= What to do =
Copy each line of the material below that includes the string "datas".
»»
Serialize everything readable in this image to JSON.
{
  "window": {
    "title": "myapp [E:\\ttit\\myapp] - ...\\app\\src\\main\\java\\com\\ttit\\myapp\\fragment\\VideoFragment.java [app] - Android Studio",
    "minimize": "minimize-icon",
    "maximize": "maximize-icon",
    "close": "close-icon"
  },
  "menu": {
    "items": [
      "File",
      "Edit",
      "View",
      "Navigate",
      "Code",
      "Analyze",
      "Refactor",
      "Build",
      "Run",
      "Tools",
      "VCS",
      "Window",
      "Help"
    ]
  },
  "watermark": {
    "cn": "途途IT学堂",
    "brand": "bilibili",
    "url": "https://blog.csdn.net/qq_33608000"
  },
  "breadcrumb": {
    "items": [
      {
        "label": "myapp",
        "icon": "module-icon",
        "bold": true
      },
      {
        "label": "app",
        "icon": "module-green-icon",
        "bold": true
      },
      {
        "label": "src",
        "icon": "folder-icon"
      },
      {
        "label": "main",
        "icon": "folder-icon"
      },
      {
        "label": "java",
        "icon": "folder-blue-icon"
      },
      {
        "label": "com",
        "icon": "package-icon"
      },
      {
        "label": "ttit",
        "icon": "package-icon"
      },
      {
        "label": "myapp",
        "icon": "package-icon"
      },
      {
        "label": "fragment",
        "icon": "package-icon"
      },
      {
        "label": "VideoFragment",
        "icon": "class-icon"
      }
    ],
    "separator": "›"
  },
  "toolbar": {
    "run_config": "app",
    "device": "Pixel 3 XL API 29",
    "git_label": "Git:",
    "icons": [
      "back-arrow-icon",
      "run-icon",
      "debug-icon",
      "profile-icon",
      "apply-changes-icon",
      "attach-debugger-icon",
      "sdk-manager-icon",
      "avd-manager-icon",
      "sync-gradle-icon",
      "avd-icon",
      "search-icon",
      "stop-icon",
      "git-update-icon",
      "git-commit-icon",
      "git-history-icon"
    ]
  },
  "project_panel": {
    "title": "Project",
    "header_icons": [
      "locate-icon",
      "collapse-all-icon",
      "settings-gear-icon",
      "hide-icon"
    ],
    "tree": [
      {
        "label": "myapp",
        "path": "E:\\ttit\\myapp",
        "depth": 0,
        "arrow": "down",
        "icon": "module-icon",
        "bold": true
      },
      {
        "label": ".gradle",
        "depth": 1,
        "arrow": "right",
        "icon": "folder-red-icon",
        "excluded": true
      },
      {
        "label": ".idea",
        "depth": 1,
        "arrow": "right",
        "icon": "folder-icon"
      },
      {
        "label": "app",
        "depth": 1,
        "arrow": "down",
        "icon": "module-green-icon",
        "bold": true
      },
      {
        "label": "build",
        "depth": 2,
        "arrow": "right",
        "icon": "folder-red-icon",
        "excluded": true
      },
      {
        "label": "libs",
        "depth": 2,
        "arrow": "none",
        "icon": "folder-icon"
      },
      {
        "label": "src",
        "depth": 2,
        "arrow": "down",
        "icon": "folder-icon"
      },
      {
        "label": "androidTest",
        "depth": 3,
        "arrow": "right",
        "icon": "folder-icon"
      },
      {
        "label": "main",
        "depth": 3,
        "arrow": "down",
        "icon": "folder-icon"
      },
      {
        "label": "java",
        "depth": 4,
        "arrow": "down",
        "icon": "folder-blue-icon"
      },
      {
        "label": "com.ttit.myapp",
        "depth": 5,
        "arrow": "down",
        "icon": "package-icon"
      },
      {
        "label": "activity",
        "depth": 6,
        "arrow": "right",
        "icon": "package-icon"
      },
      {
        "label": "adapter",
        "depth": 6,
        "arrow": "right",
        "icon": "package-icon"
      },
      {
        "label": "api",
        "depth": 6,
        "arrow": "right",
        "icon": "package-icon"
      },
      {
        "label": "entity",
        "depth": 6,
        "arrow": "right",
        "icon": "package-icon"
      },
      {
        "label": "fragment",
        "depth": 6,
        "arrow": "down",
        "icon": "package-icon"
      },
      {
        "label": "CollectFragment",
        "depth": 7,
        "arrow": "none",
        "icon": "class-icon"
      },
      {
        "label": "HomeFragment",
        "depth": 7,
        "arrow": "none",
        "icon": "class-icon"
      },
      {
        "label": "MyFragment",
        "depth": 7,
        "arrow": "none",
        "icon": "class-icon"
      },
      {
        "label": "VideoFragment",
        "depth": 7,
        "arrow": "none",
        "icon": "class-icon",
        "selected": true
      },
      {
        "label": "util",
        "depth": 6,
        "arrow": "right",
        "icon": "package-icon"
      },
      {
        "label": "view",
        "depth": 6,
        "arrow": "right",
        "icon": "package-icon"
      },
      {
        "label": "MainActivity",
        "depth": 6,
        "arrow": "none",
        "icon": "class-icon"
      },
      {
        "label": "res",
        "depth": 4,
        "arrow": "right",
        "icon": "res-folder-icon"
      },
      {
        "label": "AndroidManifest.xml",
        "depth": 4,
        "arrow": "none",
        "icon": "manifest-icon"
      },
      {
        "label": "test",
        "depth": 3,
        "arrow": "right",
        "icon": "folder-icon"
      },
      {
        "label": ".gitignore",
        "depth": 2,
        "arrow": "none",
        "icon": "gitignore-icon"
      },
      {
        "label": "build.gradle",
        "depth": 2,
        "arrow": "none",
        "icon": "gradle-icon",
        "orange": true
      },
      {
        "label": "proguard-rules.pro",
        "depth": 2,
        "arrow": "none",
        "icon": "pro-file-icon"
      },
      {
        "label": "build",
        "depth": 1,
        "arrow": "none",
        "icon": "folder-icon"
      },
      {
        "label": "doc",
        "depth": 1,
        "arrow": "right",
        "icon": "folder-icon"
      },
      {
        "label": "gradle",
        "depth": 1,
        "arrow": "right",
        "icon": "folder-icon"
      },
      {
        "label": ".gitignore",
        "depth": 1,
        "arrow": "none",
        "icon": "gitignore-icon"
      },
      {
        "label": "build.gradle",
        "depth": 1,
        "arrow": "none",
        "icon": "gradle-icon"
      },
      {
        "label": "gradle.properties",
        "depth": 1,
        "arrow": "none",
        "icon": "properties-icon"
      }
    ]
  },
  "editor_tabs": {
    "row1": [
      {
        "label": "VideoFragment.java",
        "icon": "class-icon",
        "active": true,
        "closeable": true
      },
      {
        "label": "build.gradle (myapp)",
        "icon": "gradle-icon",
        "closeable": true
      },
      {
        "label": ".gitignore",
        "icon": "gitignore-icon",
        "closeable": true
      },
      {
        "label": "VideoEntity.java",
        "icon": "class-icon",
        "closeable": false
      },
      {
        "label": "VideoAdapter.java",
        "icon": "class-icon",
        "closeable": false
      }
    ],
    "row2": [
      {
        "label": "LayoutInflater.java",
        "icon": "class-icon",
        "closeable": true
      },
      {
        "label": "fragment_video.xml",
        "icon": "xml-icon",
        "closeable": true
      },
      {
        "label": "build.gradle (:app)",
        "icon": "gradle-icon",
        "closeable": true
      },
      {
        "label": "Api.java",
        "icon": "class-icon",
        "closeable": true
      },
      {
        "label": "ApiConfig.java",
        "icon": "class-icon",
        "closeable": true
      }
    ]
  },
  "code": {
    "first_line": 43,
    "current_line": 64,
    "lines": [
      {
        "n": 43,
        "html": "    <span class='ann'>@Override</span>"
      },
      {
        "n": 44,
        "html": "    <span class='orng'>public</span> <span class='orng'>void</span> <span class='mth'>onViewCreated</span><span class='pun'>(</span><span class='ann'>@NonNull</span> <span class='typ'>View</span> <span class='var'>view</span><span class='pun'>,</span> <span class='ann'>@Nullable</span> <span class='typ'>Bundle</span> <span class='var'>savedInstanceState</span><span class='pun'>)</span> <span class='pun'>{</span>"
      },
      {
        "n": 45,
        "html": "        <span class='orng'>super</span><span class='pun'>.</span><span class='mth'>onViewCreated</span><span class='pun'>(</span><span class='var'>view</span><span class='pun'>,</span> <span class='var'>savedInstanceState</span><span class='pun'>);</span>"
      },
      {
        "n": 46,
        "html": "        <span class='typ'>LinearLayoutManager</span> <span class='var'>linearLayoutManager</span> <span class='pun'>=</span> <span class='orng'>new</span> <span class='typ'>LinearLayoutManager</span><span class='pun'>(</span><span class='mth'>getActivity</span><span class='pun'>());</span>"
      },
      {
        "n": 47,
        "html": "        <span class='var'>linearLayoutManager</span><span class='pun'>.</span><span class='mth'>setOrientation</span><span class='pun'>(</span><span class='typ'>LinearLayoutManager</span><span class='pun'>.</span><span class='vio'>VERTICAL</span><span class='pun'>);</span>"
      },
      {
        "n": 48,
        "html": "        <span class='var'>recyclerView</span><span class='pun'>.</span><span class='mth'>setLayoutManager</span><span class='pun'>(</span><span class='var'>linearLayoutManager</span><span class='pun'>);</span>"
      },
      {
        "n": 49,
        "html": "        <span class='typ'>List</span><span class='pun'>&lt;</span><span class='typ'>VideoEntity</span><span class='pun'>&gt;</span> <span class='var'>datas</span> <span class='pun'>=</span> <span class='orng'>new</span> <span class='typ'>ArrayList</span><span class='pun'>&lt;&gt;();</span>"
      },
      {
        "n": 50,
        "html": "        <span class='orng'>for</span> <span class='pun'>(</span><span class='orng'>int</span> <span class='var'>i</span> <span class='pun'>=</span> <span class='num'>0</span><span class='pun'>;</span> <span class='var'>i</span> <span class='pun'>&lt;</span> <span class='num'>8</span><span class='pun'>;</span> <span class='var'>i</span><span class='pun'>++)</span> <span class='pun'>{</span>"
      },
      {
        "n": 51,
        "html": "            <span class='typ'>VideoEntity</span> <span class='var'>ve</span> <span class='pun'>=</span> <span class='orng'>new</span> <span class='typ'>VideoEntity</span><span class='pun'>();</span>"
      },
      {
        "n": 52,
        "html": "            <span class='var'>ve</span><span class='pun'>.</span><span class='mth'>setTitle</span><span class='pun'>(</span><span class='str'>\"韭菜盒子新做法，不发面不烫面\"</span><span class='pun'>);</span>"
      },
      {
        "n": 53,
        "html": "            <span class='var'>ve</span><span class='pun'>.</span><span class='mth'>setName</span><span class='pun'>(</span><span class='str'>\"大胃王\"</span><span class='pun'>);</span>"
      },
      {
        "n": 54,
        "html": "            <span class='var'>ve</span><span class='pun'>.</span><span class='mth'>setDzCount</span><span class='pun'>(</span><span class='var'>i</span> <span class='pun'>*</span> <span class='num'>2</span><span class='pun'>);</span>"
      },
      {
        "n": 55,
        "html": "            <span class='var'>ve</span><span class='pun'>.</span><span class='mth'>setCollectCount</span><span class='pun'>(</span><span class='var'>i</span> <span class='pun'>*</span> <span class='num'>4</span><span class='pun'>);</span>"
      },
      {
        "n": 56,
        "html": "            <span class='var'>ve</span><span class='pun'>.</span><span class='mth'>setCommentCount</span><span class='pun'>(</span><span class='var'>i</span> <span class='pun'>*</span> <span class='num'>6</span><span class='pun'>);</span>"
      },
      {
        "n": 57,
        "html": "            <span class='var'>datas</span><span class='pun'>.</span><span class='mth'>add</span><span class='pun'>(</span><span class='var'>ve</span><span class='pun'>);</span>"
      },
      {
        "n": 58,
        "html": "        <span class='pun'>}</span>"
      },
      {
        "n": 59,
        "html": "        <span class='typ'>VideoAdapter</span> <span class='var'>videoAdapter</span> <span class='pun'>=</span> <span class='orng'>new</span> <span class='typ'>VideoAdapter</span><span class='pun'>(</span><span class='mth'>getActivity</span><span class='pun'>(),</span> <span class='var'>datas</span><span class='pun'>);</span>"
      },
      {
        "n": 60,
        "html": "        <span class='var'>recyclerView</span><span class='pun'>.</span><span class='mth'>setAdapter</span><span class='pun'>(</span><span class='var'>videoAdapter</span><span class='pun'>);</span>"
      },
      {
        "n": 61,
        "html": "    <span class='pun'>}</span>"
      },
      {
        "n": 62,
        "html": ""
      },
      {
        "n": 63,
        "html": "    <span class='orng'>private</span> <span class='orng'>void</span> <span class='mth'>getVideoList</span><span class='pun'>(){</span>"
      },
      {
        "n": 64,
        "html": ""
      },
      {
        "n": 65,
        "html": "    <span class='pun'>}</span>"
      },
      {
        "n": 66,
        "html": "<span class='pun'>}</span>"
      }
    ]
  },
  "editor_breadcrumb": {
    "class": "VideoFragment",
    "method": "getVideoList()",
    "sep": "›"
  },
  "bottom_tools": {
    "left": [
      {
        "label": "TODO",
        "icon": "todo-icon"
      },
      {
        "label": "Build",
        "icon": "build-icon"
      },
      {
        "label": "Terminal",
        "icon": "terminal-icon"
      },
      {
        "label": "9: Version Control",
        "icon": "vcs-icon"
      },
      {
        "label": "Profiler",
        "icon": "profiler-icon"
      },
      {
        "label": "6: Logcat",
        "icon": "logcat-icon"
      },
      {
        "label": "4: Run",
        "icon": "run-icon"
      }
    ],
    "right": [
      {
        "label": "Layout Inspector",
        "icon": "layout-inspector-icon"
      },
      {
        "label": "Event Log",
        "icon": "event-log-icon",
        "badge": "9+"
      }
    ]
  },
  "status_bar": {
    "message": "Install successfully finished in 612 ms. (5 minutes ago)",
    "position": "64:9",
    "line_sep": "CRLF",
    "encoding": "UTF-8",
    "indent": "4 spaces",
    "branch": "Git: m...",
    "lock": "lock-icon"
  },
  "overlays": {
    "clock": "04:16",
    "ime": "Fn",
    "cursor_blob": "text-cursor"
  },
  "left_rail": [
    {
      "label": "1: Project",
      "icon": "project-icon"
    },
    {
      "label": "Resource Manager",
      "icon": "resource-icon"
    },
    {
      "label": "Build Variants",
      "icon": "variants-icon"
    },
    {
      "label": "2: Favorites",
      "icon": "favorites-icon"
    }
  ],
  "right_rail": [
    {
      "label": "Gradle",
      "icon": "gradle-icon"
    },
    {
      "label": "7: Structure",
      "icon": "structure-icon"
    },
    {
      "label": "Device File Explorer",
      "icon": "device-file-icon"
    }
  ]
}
««
= Solution to the problem =
        "html": "        <span class='typ'>List</span><span class='pun'>&lt;</span><span class='typ'>VideoEntity</span><span class='pun'>&gt;</span> <span class='var'>datas</span> <span class='pun'>=</span> <span class='orng'>new</span> <span class='typ'>ArrayList</span><span class='pun'>&lt;&gt;();</span>"
        "html": "            <span class='var'>datas</span><span class='pun'>.</span><span class='mth'>add</span><span class='pun'>(</span><span class='var'>ve</span><span class='pun'>);</span>"
        "html": "        <span class='typ'>VideoAdapter</span> <span class='var'>videoAdapter</span> <span class='pun'>=</span> <span class='orng'>new</span> <span class='typ'>VideoAdapter</span><span class='pun'>(</span><span class='mth'>getActivity</span><span class='pun'>(),</span> <span class='var'>datas</span><span class='pun'>);</span>"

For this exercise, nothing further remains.